<<<<

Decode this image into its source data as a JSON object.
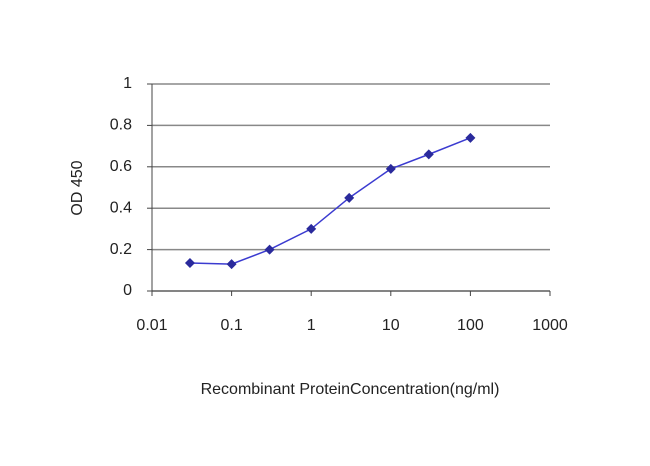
{
  "chart_data": {
    "type": "line",
    "xlabel": "Recombinant ProteinConcentration(ng/ml)",
    "ylabel": "OD 450",
    "x": [
      0.03,
      0.1,
      0.3,
      1,
      3,
      10,
      30,
      100
    ],
    "series": [
      {
        "color": "#2a2a9c",
        "values": [
          0.135,
          0.13,
          0.2,
          0.3,
          0.45,
          0.59,
          0.66,
          0.74
        ]
      }
    ],
    "xscale": "log",
    "xlim": [
      0.01,
      1000
    ],
    "xticks": [
      0.01,
      0.1,
      1,
      10,
      100,
      1000
    ],
    "ylim": [
      0,
      1
    ],
    "yticks": [
      0,
      0.2,
      0.4,
      0.6,
      0.8,
      1
    ],
    "grid": true
  }
}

>>>>

» **What you have to do**
Return each line of the data, keeping its wording exact and omitting pictures.

» **Task response**
Decode this image into its source data as a JSON object.
{
  "chart_data": {
    "type": "line",
    "xlabel": "Recombinant ProteinConcentration(ng/ml)",
    "ylabel": "OD 450",
    "x": [
      0.03,
      0.1,
      0.3,
      1,
      3,
      10,
      30,
      100
    ],
    "series": [
      {
        "color": "#2a2a9c",
        "values": [
          0.135,
          0.13,
          0.2,
          0.3,
          0.45,
          0.59,
          0.66,
          0.74
        ]
      }
    ],
    "xscale": "log",
    "xlim": [
      0.01,
      1000
    ],
    "xticks": [
      0.01,
      0.1,
      1,
      10,
      100,
      1000
    ],
    "ylim": [
      0,
      1
    ],
    "yticks": [
      0,
      0.2,
      0.4,
      0.6,
      0.8,
      1
    ],
    "grid": true
  }
}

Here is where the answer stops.